### Data entries
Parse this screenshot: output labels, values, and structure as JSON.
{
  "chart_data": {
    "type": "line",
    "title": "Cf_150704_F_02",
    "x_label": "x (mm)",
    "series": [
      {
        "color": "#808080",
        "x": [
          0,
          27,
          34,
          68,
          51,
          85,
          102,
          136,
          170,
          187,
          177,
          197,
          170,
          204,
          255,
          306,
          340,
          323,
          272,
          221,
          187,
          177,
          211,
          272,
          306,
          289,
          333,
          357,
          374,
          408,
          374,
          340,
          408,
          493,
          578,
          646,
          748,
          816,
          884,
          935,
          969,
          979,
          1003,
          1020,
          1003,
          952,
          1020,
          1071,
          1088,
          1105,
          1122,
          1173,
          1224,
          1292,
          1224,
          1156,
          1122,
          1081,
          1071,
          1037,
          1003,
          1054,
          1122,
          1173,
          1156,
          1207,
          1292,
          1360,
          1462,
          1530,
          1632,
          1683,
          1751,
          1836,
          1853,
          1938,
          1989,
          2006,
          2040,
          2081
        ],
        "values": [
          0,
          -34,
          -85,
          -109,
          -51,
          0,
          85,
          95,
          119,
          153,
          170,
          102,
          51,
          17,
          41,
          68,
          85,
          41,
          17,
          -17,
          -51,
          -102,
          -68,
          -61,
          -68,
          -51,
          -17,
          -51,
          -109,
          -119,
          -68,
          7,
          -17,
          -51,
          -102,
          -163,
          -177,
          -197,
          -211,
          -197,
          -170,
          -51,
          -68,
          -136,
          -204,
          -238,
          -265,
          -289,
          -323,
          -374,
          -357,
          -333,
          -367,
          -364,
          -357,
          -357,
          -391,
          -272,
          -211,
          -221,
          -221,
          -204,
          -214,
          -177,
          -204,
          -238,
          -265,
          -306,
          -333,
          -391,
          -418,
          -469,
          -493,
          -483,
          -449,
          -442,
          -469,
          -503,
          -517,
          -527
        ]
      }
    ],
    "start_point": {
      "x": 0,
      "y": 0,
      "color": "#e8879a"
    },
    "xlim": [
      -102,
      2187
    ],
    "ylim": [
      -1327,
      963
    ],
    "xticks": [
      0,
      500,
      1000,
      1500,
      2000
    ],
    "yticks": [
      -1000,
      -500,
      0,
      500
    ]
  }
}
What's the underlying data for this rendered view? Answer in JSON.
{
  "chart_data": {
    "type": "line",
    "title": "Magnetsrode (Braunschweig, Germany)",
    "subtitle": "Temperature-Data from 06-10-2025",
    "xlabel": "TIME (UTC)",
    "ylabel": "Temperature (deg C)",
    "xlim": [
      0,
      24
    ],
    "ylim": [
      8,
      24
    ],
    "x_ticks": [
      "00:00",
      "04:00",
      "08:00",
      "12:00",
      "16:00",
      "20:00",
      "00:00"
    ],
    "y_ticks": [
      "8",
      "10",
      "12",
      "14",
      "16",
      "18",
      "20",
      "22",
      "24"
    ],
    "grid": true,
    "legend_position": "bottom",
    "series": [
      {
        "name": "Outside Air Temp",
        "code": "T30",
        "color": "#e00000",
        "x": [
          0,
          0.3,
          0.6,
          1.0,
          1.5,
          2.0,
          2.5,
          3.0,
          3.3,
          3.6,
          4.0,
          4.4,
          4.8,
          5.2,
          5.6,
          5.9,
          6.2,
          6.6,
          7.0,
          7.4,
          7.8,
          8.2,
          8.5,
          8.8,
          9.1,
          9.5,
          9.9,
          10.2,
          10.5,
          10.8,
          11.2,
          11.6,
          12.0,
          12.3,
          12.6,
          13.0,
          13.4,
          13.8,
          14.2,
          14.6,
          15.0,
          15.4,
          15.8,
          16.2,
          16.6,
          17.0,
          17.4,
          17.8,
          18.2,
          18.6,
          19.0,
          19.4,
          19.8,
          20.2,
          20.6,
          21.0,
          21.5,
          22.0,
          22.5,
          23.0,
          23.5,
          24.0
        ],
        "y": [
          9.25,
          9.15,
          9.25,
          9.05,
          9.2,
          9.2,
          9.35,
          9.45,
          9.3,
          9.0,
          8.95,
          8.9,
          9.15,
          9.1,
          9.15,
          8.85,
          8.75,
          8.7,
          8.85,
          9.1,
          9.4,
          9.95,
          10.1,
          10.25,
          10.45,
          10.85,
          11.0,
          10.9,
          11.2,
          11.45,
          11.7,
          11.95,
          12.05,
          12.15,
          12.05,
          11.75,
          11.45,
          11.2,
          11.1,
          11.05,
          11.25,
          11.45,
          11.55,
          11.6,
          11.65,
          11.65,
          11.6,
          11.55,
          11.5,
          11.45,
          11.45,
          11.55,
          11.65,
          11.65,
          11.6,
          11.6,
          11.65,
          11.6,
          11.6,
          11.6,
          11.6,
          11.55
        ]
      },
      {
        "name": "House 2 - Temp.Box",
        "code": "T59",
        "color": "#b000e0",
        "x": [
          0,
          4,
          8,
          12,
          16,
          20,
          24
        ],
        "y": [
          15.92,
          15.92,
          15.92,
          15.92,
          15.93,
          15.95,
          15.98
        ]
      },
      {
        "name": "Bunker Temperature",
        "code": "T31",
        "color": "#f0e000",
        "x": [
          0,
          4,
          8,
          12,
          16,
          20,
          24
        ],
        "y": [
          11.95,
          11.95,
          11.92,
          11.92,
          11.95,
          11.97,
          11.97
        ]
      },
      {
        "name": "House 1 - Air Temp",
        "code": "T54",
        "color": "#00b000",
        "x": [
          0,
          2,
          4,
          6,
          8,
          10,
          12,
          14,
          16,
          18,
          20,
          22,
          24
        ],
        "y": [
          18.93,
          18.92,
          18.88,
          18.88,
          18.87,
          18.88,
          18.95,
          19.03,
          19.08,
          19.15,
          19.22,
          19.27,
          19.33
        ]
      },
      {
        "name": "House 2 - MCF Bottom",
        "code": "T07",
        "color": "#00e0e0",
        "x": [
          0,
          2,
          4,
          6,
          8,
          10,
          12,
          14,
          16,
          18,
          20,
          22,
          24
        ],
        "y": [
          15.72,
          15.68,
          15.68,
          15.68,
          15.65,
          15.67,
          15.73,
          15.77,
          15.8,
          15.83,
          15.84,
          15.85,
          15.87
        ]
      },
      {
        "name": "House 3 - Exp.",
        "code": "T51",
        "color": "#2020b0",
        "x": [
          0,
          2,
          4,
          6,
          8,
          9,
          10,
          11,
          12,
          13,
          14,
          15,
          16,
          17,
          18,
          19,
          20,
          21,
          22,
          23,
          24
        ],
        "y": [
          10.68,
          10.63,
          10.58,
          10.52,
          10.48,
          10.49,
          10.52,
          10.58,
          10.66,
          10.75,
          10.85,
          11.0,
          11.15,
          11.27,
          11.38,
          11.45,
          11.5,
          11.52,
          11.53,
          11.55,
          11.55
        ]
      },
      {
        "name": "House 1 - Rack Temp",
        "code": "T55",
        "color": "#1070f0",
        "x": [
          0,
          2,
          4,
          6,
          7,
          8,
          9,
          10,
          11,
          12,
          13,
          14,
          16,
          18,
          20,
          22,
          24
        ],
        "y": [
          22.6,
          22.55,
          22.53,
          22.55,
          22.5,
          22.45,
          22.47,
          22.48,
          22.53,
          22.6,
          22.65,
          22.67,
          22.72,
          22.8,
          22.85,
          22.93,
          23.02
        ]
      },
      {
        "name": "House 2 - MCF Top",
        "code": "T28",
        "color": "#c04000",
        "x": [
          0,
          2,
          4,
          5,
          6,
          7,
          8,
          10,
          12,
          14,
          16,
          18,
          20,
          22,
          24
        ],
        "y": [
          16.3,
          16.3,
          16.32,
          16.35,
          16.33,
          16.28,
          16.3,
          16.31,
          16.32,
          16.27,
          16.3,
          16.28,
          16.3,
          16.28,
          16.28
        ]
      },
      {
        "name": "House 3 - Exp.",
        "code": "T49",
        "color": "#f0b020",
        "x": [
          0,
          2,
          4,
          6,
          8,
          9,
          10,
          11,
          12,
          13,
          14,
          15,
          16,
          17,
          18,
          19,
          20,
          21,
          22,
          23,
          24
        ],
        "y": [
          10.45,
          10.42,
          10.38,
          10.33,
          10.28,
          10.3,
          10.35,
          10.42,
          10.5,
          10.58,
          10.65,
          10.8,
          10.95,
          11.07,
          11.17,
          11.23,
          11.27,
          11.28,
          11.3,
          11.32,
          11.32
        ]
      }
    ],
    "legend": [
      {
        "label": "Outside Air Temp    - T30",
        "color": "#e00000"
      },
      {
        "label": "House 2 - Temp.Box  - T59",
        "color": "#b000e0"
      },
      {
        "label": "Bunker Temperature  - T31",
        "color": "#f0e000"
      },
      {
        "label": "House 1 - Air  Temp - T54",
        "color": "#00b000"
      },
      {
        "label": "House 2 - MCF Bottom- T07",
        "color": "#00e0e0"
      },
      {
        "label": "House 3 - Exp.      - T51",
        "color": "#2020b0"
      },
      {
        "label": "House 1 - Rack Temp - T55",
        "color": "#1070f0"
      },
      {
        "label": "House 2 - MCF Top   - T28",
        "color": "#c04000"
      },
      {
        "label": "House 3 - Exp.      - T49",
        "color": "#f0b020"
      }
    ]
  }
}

### Your task
Collect from the data above every line that includes "values".

### Reply to the task
Parse this screenshot: output labels, values, and structure as JSON.
        "values": [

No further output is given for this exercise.